[START OF PROVIDED DATA]

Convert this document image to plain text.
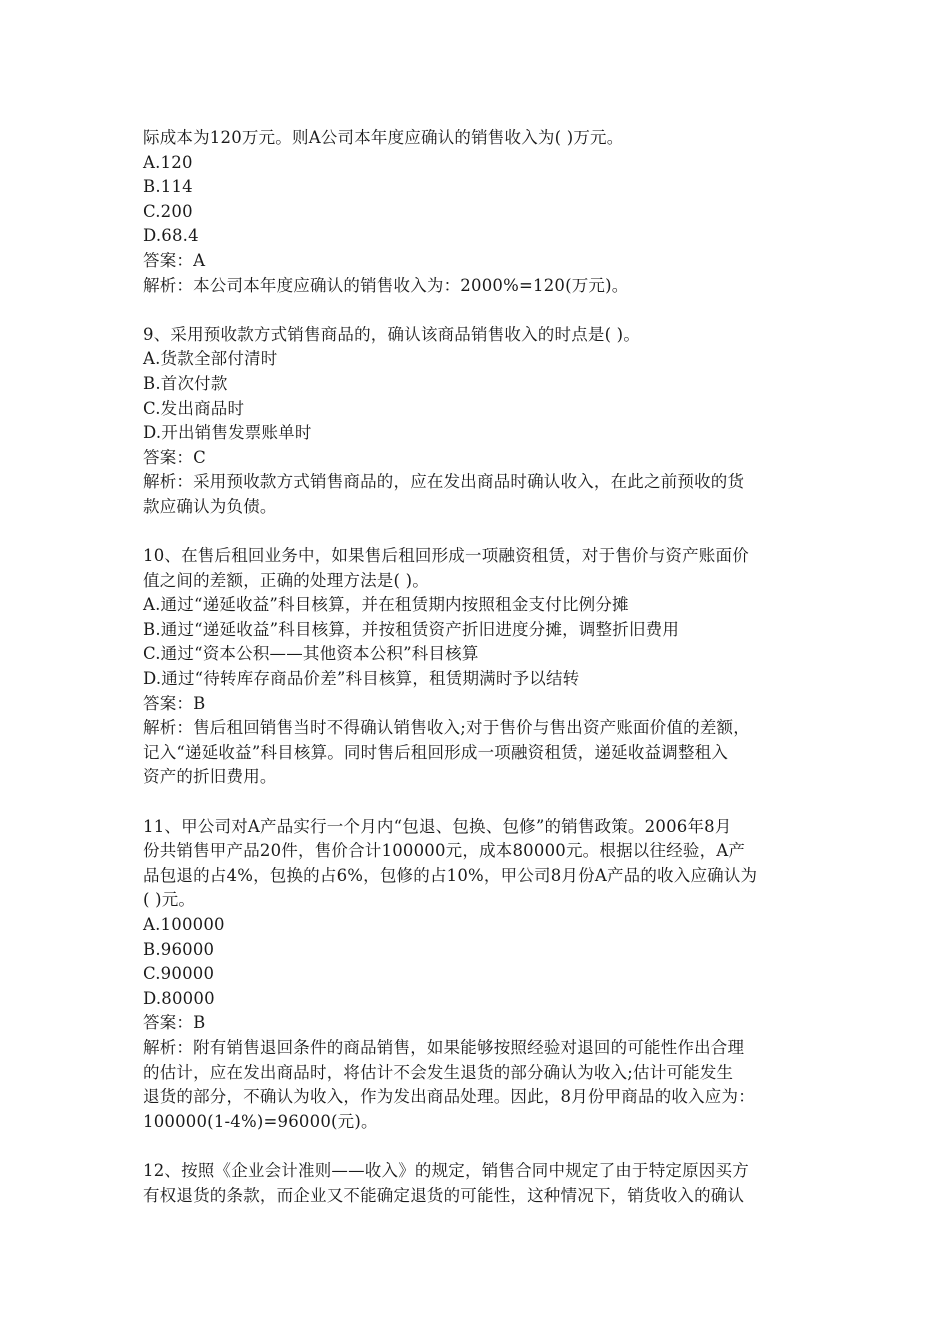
际成本为120万元。则A公司本年度应确认的销售收入为( )万元。
A.120
B.114
C.200
D.68.4
答案：A
解析：本公司本年度应确认的销售收入为：2000%=120(万元)。
9、采用预收款方式销售商品的，确认该商品销售收入的时点是( )。
A.货款全部付清时
B.首次付款
C.发出商品时
D.开出销售发票账单时
答案：C
解析：采用预收款方式销售商品的，应在发出商品时确认收入，在此之前预收的货
款应确认为负债。
10、在售后租回业务中，如果售后租回形成一项融资租赁，对于售价与资产账面价
值之间的差额，正确的处理方法是( )。
A.通过“递延收益”科目核算，并在租赁期内按照租金支付比例分摊
B.通过“递延收益”科目核算，并按租赁资产折旧进度分摊，调整折旧费用
C.通过“资本公积——其他资本公积”科目核算
D.通过“待转库存商品价差”科目核算，租赁期满时予以结转
答案：B
解析：售后租回销售当时不得确认销售收入;对于售价与售出资产账面价值的差额，
记入“递延收益”科目核算。同时售后租回形成一项融资租赁，递延收益调整租入
资产的折旧费用。
11、甲公司对A产品实行一个月内“包退、包换、包修”的销售政策。2006年8月
份共销售甲产品20件，售价合计100000元，成本80000元。根据以往经验，A产
品包退的占4%，包换的占6%，包修的占10%，甲公司8月份A产品的收入应确认为
( )元。
A.100000
B.96000
C.90000
D.80000
答案：B
解析：附有销售退回条件的商品销售，如果能够按照经验对退回的可能性作出合理
的估计，应在发出商品时，将估计不会发生退货的部分确认为收入;估计可能发生
退货的部分，不确认为收入，作为发出商品处理。因此，8月份甲商品的收入应为：
100000(1-4%)=96000(元)。
12、按照《企业会计准则——收入》的规定，销售合同中规定了由于特定原因买方
有权退货的条款，而企业又不能确定退货的可能性，这种情况下，销货收入的确认
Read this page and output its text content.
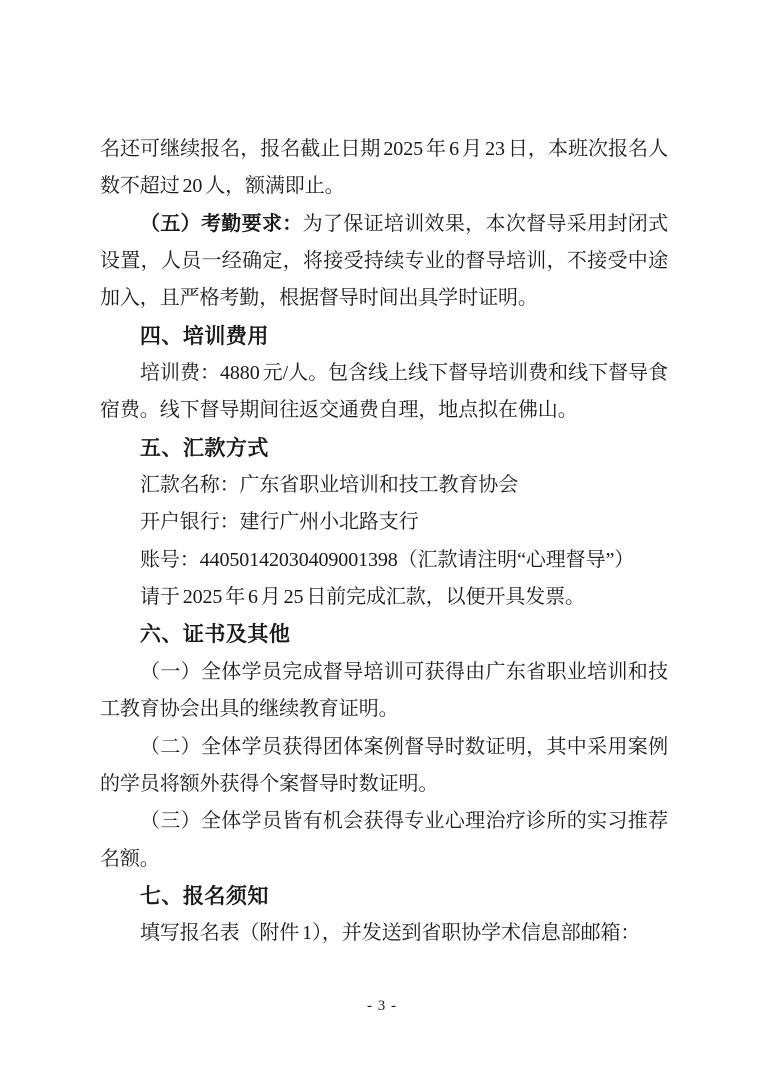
名还可继续报名，报名截止日期 2025 年 6 月 23 日，本班次报名人数不超过 20 人，额满即止。

（五）考勤要求：为了保证培训效果，本次督导采用封闭式设置，人员一经确定，将接受持续专业的督导培训，不接受中途加入，且严格考勤，根据督导时间出具学时证明。

四、培训费用

培训费：4880 元/人。包含线上线下督导培训费和线下督导食宿费。线下督导期间往返交通费自理，地点拟在佛山。

五、汇款方式

汇款名称：广东省职业培训和技工教育协会

开户银行：建行广州小北路支行

账号：44050142030409001398（汇款请注明“心理督导”）

请于 2025 年 6 月 25 日前完成汇款，以便开具发票。

六、证书及其他

（一）全体学员完成督导培训可获得由广东省职业培训和技工教育协会出具的继续教育证明。

（二）全体学员获得团体案例督导时数证明，其中采用案例的学员将额外获得个案督导时数证明。

（三）全体学员皆有机会获得专业心理治疗诊所的实习推荐名额。

七、报名须知

填写报名表（附件 1），并发送到省职协学术信息部邮箱：

- 3 -
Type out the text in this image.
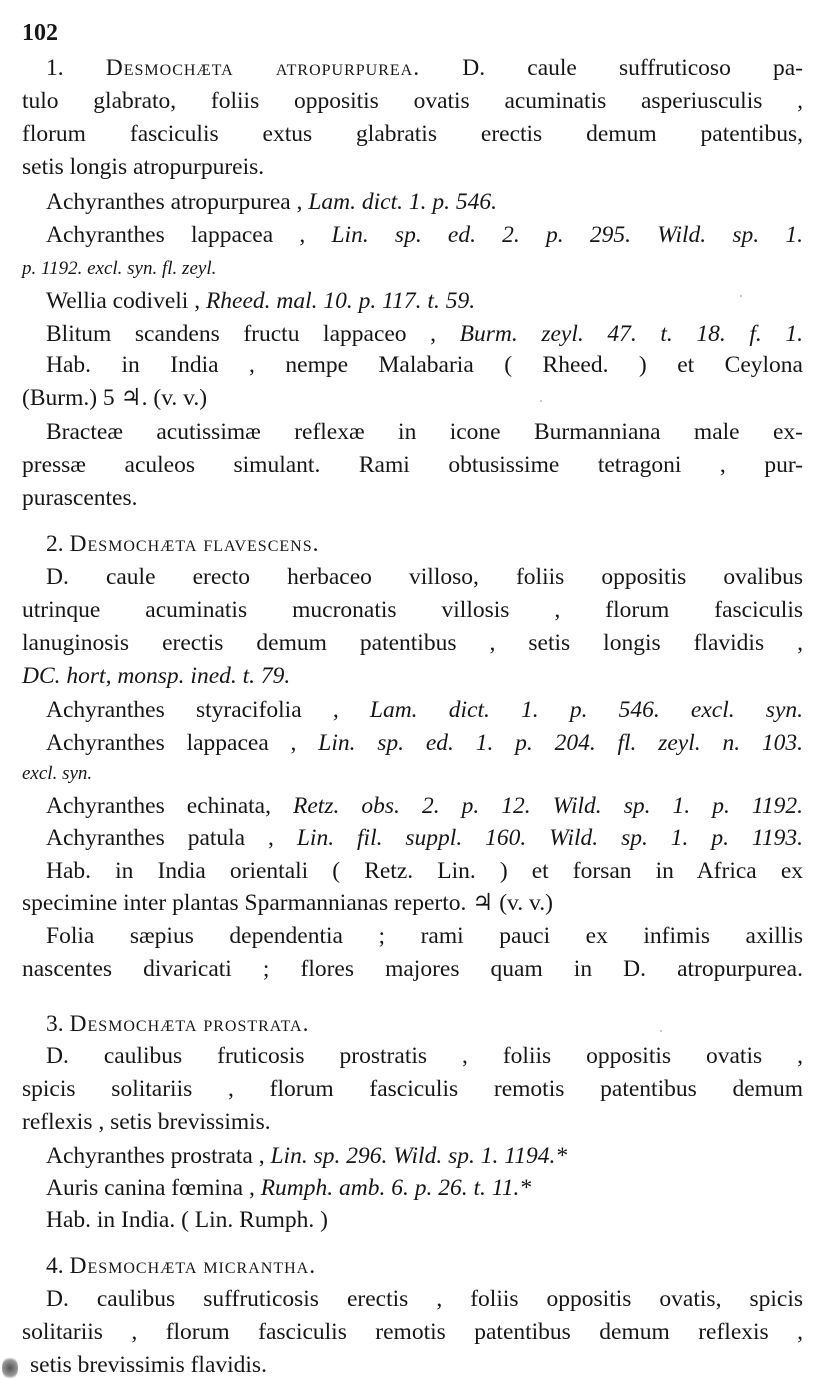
102
1. Desmochæta atropurpurea. D. caule suffruticoso pa-
tulo glabrato, foliis oppositis ovatis acuminatis asperiusculis ,
florum fasciculis extus glabratis erectis demum patentibus,
setis longis atropurpureis.
Achyranthes atropurpurea , Lam. dict. 1. p. 546.
Achyranthes lappacea , Lin. sp. ed. 2. p. 295. Wild. sp. 1.
p. 1192. excl. syn. fl. zeyl.
Wellia codiveli , Rheed. mal. 10. p. 117. t. 59.
Blitum scandens fructu lappaceo , Burm. zeyl. 47. t. 18. f. 1.
Hab. in India , nempe Malabaria ( Rheed. ) et Ceylona
(Burm.) 5 ♃. (v. v.)
Bracteæ acutissimæ reflexæ in icone Burmanniana male ex-
pressæ aculeos simulant. Rami obtusissime tetragoni , pur-
purascentes.
2. Desmochæta flavescens.
D. caule erecto herbaceo villoso, foliis oppositis ovalibus
utrinque acuminatis mucronatis villosis , florum fasciculis
lanuginosis erectis demum patentibus , setis longis flavidis ,
DC. hort, monsp. ined. t. 79.
Achyranthes styracifolia , Lam. dict. 1. p. 546. excl. syn.
Achyranthes lappacea , Lin. sp. ed. 1. p. 204. fl. zeyl. n. 103.
excl. syn.
Achyranthes echinata, Retz. obs. 2. p. 12. Wild. sp. 1. p. 1192.
Achyranthes patula , Lin. fil. suppl. 160. Wild. sp. 1. p. 1193.
Hab. in India orientali ( Retz. Lin. ) et forsan in Africa ex
specimine inter plantas Sparmannianas reperto. ♃ (v. v.)
Folia sæpius dependentia ; rami pauci ex infimis axillis
nascentes divaricati ; flores majores quam in D. atropurpurea.
3. Desmochæta prostrata.
D. caulibus fruticosis prostratis , foliis oppositis ovatis ,
spicis solitariis , florum fasciculis remotis patentibus demum
reflexis , setis brevissimis.
Achyranthes prostrata , Lin. sp. 296. Wild. sp. 1. 1194.*
Auris canina fœmina , Rumph. amb. 6. p. 26. t. 11.*
Hab. in India. ( Lin. Rumph. )
4. Desmochæta micrantha.
D. caulibus suffruticosis erectis , foliis oppositis ovatis, spicis
solitariis , florum fasciculis remotis patentibus demum reflexis ,
setis brevissimis flavidis.
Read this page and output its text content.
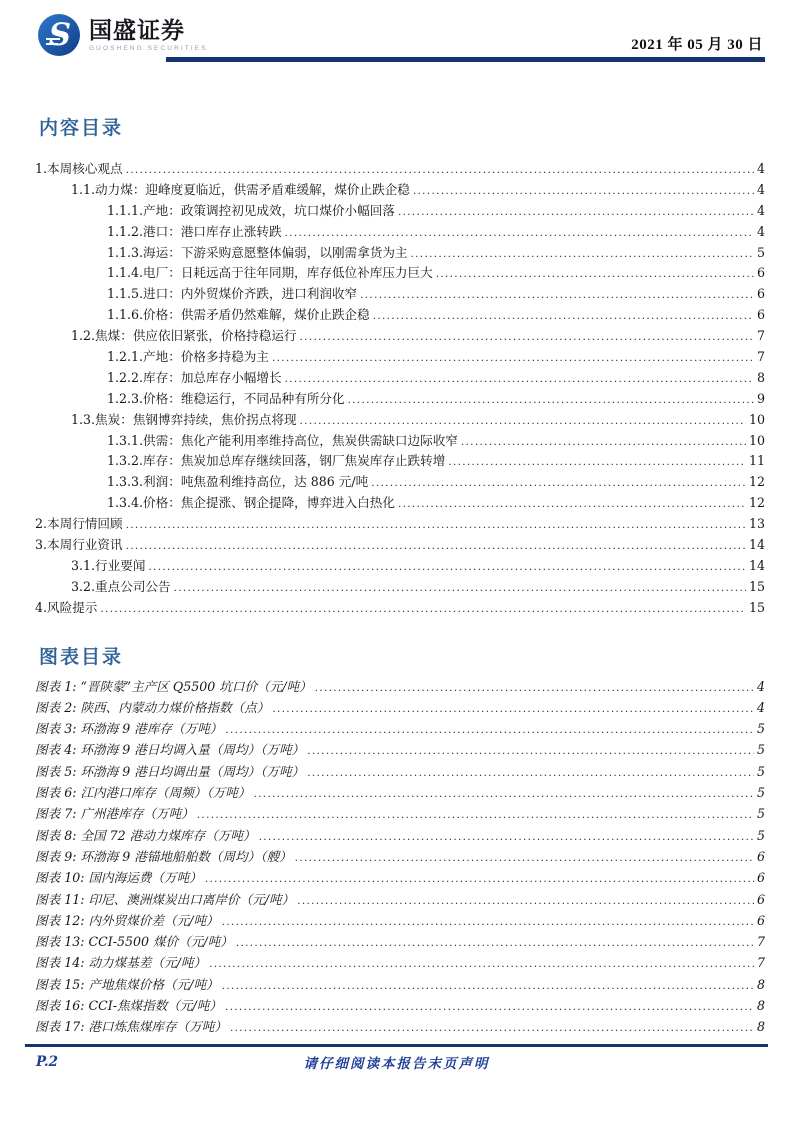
S 国盛证券
GUOSHENG SECURITIES	2021 年 05 月 30 日
内容目录
1.本周核心观点 .....	4
1.1.动力煤：迎峰度夏临近，供需矛盾难缓解，煤价止跌企稳 .....	4
1.1.1.产地：政策调控初见成效，坑口煤价小幅回落 .....	4
1.1.2.港口：港口库存止涨转跌 .....	4
1.1.3.海运：下游采购意愿整体偏弱，以刚需拿货为主 .....	5
1.1.4.电厂：日耗远高于往年同期，库存低位补库压力巨大 .....	6
1.1.5.进口：内外贸煤价齐跌，进口利润收窄 .....	6
1.1.6.价格：供需矛盾仍然难解，煤价止跌企稳 .....	6
1.2.焦煤：供应依旧紧张，价格持稳运行 .....	7
1.2.1.产地：价格多持稳为主 .....	7
1.2.2.库存：加总库存小幅增长 .....	8
1.2.3.价格：维稳运行，不同品种有所分化 .....	9
1.3.焦炭：焦钢博弈持续，焦价拐点将现 .....	10
1.3.1.供需：焦化产能利用率维持高位，焦炭供需缺口边际收窄 .....	10
1.3.2.库存：焦炭加总库存继续回落，钢厂焦炭库存止跌转增 .....	11
1.3.3.利润：吨焦盈利维持高位，达 886 元/吨 .....	12
1.3.4.价格：焦企提涨、钢企提降，博弈进入白热化 .....	12
2.本周行情回顾 .....	13
3.本周行业资讯 .....	14
3.1.行业要闻 .....	14
3.2.重点公司公告 .....	15
4.风险提示 .....	15
图表目录
图表 1: “晋陕蒙”主产区 Q5500 坑口价（元/吨） .....	4
图表 2: 陕西、内蒙动力煤价格指数（点） .....	4
图表 3: 环渤海 9 港库存（万吨） .....	5
图表 4: 环渤海 9 港日均调入量（周均）（万吨） .....	5
图表 5: 环渤海 9 港日均调出量（周均）（万吨） .....	5
图表 6: 江内港口库存（周频）（万吨） .....	5
图表 7: 广州港库存（万吨） .....	5
图表 8: 全国 72 港动力煤库存（万吨） .....	5
图表 9: 环渤海 9 港锚地船舶数（周均）（艘） .....	6
图表 10: 国内海运费（万吨） .....	6
图表 11: 印尼、澳洲煤炭出口离岸价（元/吨） .....	6
图表 12: 内外贸煤价差（元/吨） .....	6
图表 13: CCI-5500 煤价（元/吨） .....	7
图表 14: 动力煤基差（元/吨） .....	7
图表 15: 产地焦煤价格（元/吨） .....	8
图表 16: CCI-焦煤指数（元/吨） .....	8
图表 17: 港口炼焦煤库存（万吨） .....	8
P.2	请仔细阅读本报告末页声明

[END OF PROVIDED DATA]

# WRITTEN INSTRUCTION
In the records above, how many lines contain the string "ovatis"? State that number only.

# WRITTEN ANSWER
3